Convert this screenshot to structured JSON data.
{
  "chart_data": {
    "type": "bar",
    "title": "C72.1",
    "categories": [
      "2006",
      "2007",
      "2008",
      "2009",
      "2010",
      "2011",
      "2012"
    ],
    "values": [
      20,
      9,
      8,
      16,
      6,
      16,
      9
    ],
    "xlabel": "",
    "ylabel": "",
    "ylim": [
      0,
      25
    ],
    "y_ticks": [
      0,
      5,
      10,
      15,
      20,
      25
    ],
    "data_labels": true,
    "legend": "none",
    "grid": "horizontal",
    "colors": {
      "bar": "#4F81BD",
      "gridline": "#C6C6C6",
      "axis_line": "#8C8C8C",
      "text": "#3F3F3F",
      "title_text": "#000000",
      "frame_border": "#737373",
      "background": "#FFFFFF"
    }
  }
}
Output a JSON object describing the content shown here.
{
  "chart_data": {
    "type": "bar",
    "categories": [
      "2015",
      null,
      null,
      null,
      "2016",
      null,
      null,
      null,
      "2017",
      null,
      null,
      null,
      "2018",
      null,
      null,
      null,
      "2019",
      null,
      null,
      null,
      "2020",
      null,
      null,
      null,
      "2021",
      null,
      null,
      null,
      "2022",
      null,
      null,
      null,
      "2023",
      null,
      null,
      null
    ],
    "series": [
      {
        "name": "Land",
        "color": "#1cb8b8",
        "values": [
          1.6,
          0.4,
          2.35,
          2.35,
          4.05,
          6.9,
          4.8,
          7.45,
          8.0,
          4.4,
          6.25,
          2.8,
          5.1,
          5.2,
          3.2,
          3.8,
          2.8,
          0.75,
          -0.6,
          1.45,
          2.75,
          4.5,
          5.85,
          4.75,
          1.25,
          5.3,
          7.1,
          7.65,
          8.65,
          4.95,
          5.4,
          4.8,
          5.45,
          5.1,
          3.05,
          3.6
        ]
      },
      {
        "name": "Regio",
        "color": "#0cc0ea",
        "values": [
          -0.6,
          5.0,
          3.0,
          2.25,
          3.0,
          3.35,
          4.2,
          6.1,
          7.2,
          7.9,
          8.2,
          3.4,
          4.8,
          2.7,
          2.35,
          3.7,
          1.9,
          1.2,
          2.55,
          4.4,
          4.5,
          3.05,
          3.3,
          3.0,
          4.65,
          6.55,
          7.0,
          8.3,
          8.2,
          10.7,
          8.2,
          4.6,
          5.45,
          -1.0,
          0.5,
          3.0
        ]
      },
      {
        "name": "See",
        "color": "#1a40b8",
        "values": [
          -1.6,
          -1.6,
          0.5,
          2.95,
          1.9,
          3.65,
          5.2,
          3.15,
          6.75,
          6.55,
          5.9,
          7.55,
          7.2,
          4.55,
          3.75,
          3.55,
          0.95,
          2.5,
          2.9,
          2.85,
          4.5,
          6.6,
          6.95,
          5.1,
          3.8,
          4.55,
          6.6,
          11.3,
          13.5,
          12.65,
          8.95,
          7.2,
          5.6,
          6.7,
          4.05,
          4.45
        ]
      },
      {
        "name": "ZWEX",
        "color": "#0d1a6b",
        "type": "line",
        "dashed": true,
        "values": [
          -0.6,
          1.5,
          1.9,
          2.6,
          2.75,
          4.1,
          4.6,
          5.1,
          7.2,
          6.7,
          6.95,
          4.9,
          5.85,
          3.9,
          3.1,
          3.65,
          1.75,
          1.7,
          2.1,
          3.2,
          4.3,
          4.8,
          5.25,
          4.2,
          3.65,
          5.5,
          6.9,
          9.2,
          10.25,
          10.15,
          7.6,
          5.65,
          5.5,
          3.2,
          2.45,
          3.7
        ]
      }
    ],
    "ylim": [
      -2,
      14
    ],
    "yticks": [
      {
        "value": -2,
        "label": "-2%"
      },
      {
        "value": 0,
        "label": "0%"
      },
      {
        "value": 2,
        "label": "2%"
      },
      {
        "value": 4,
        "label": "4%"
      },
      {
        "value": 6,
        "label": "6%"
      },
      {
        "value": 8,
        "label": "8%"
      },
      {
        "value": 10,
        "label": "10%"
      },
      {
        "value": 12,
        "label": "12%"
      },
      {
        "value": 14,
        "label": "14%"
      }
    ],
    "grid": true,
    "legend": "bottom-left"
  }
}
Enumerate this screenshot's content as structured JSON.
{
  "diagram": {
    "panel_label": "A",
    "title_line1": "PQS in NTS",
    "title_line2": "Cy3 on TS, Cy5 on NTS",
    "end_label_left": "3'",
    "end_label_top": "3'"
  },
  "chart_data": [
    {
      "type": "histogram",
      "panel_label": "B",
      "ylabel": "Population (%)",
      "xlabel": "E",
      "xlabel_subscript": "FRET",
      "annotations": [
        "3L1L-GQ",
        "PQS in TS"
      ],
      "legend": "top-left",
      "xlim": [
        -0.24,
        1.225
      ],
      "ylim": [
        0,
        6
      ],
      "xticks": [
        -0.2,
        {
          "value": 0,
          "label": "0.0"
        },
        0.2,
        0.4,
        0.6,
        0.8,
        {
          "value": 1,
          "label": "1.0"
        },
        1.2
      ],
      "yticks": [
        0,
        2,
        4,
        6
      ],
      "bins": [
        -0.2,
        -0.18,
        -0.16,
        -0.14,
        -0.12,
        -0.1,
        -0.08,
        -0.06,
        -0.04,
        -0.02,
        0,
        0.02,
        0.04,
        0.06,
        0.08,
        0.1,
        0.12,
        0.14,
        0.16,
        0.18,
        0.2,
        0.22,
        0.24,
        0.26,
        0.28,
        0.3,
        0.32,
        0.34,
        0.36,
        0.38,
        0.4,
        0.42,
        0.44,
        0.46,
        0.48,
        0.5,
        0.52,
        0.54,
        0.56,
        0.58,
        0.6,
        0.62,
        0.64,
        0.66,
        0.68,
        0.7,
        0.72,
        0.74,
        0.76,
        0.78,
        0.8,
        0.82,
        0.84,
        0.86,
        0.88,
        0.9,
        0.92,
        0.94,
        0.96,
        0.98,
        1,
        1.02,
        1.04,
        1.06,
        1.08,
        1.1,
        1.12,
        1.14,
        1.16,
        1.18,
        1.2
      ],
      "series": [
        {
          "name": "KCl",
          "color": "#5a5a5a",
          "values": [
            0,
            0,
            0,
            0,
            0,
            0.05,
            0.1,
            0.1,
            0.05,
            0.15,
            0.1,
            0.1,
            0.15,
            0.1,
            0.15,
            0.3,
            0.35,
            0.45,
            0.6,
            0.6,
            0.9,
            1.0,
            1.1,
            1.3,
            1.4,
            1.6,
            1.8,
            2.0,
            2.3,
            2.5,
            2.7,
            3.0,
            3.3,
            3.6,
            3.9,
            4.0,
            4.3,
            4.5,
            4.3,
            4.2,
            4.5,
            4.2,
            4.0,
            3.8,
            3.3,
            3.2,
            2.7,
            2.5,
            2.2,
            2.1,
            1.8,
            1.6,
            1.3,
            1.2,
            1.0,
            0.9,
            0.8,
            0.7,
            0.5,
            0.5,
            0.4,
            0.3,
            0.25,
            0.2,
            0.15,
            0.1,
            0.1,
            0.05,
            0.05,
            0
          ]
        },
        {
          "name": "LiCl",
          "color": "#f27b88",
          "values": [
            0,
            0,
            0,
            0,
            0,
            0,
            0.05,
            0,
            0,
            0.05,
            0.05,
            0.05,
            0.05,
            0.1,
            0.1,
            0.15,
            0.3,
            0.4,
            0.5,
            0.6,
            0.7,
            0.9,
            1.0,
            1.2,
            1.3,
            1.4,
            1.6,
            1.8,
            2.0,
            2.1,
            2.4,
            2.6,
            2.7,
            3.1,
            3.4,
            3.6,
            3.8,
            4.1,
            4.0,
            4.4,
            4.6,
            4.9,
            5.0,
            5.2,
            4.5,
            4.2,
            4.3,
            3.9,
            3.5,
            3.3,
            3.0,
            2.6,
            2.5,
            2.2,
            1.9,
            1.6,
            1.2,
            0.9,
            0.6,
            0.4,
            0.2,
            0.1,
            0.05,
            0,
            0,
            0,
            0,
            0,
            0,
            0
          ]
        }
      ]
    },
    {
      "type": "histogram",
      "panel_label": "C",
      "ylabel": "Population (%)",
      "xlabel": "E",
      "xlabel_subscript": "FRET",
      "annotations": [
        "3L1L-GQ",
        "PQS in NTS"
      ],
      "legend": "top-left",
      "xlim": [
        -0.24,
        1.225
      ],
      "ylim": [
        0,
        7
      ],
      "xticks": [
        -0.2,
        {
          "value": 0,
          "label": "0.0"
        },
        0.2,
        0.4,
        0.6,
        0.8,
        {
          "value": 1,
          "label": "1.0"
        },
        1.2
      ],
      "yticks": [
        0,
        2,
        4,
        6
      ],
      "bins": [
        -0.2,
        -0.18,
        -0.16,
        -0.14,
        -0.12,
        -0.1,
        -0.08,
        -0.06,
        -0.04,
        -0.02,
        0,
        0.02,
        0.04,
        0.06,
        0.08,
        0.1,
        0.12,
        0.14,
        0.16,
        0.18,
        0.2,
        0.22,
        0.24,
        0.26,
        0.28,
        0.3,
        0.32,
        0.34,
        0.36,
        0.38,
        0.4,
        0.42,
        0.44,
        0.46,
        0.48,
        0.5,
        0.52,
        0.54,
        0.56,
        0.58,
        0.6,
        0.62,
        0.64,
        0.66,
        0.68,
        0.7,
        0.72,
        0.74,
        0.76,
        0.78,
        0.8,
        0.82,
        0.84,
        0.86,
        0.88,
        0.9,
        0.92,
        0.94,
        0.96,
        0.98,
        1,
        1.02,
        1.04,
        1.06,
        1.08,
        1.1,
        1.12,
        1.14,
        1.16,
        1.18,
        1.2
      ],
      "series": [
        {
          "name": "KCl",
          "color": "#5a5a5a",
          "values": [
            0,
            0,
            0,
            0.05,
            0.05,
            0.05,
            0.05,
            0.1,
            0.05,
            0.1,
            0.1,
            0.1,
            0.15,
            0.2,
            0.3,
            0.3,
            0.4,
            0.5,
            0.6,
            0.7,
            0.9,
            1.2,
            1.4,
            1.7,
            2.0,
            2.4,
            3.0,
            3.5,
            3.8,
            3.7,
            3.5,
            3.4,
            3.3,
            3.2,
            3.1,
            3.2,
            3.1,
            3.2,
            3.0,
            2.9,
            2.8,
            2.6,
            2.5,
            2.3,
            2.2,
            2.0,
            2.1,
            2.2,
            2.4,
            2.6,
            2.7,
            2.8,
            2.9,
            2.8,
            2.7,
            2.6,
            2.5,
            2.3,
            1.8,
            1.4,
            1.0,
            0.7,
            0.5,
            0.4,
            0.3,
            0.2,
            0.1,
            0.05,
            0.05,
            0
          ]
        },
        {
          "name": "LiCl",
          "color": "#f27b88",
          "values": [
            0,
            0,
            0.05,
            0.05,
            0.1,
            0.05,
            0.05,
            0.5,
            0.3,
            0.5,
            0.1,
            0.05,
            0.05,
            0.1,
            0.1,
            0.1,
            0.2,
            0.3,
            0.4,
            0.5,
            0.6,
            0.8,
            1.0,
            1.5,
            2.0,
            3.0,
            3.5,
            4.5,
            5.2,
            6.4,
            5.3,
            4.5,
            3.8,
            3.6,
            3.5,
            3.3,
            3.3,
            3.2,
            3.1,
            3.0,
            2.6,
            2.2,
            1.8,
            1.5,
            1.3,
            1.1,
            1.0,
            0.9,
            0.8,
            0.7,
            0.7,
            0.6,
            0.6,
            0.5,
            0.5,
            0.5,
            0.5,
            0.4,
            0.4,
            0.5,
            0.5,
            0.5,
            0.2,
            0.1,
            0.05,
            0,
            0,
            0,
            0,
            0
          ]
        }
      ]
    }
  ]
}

***

Collect the lines that hold "structured".

== Completed task ==
Convert this screenshot to structured JSON data.
Enumerate this screenshot's content as structured JSON.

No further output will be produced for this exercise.